EXERCISE BRIEF: Look through the material below. Copy every line with the string "JSON" in it.

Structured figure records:
>> begin
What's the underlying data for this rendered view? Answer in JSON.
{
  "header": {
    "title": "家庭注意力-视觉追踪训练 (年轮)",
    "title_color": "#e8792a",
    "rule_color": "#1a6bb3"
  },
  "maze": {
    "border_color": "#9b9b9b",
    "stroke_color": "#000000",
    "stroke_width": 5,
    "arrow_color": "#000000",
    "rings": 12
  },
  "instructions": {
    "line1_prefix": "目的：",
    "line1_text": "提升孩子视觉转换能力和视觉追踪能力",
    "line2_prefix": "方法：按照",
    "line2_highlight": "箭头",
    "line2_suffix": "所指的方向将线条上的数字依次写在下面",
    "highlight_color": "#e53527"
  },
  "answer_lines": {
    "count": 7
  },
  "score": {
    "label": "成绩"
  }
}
>> end
>> begin
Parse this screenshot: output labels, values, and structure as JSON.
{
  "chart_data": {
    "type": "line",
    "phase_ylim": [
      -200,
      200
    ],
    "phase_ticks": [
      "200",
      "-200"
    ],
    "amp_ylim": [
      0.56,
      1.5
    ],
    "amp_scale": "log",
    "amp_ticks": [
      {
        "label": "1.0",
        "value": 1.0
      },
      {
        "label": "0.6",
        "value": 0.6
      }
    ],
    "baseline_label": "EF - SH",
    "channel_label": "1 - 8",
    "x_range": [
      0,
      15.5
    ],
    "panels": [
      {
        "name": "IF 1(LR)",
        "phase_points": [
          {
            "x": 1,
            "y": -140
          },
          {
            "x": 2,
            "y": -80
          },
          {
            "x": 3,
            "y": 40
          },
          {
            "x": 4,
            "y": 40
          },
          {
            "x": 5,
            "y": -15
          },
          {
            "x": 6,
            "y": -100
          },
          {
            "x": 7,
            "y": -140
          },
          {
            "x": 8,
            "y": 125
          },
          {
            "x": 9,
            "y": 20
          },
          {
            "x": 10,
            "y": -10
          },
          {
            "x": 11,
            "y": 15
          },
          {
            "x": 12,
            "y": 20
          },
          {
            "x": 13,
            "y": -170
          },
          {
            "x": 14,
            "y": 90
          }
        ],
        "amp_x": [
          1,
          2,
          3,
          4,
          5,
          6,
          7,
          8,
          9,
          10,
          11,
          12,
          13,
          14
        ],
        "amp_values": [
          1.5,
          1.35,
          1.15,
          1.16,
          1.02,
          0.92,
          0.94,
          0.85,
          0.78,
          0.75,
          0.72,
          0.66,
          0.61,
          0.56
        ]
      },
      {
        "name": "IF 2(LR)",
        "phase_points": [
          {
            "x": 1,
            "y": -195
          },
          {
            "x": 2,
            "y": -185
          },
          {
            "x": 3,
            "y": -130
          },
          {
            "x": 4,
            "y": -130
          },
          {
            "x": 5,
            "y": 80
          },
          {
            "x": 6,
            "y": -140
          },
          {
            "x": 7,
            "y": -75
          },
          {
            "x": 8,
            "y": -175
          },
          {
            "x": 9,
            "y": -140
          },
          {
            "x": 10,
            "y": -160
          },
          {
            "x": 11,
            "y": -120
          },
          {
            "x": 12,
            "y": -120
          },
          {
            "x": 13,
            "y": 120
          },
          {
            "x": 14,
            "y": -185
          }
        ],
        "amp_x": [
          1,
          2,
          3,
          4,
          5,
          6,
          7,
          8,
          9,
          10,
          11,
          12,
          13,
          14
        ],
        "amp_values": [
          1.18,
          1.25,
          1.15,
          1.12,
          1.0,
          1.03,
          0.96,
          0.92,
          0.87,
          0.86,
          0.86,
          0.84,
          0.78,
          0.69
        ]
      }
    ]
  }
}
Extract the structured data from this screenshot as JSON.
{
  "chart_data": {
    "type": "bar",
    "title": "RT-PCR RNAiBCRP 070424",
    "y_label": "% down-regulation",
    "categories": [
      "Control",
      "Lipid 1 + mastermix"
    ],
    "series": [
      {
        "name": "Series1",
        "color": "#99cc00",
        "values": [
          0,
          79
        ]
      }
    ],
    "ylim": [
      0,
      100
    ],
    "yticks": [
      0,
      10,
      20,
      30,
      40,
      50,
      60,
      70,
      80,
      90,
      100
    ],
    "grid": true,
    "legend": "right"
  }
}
>> end
>> begin
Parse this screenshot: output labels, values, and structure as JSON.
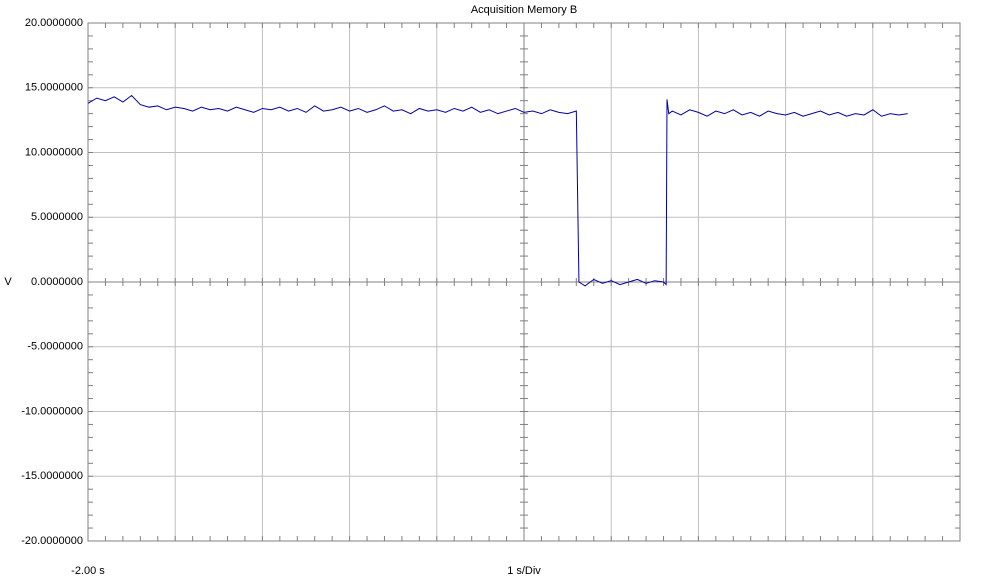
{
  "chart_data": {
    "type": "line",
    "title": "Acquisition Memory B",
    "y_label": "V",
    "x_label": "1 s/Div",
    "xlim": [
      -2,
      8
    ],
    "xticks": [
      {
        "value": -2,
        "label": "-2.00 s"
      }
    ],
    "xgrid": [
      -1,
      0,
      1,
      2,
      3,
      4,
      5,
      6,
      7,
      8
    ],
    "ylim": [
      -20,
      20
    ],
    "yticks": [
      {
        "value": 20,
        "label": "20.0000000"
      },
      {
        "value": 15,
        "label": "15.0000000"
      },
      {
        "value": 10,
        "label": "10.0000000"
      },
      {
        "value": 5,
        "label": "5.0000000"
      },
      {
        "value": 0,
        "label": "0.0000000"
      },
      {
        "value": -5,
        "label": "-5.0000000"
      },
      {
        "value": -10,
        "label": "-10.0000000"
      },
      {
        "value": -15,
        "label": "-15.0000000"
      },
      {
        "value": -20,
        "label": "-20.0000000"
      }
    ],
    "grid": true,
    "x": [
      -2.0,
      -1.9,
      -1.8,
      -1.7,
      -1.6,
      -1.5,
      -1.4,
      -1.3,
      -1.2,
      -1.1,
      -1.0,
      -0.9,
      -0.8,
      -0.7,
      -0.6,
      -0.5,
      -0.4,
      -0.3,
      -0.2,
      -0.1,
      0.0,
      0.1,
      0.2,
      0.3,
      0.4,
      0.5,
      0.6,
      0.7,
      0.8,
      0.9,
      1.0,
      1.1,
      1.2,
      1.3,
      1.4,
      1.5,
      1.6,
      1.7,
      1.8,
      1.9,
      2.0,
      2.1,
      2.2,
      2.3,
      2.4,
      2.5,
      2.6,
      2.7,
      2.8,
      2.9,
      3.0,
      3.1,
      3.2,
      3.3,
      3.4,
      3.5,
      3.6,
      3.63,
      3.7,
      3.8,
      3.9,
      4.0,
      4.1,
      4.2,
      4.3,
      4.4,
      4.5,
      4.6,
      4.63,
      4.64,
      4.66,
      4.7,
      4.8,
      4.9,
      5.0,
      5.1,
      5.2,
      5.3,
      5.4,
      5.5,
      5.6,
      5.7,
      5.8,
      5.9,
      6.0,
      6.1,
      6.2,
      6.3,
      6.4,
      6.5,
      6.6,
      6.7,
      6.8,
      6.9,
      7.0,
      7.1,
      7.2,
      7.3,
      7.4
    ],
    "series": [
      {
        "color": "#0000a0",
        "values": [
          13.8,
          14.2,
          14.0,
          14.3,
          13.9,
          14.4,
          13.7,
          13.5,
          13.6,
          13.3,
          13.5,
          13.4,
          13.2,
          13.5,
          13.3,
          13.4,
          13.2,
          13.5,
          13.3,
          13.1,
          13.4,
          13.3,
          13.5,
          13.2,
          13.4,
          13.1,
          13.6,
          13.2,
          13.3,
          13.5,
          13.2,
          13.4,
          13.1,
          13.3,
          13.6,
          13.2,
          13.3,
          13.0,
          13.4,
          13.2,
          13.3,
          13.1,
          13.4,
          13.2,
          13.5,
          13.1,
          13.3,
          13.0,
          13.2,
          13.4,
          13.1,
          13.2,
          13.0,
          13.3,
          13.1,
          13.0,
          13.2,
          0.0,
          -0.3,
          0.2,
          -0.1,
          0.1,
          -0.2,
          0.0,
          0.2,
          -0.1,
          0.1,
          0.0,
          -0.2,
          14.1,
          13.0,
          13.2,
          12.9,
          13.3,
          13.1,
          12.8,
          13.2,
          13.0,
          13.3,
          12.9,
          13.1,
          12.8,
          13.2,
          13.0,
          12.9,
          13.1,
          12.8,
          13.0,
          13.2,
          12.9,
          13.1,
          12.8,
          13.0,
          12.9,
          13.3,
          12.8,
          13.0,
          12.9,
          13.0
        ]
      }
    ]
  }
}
>> end
SOLUTION TO THE EXERCISE:
What's the underlying data for this rendered view? Answer in JSON.
Parse this screenshot: output labels, values, and structure as JSON.
Extract the structured data from this screenshot as JSON.
Parse this screenshot: output labels, values, and structure as JSON.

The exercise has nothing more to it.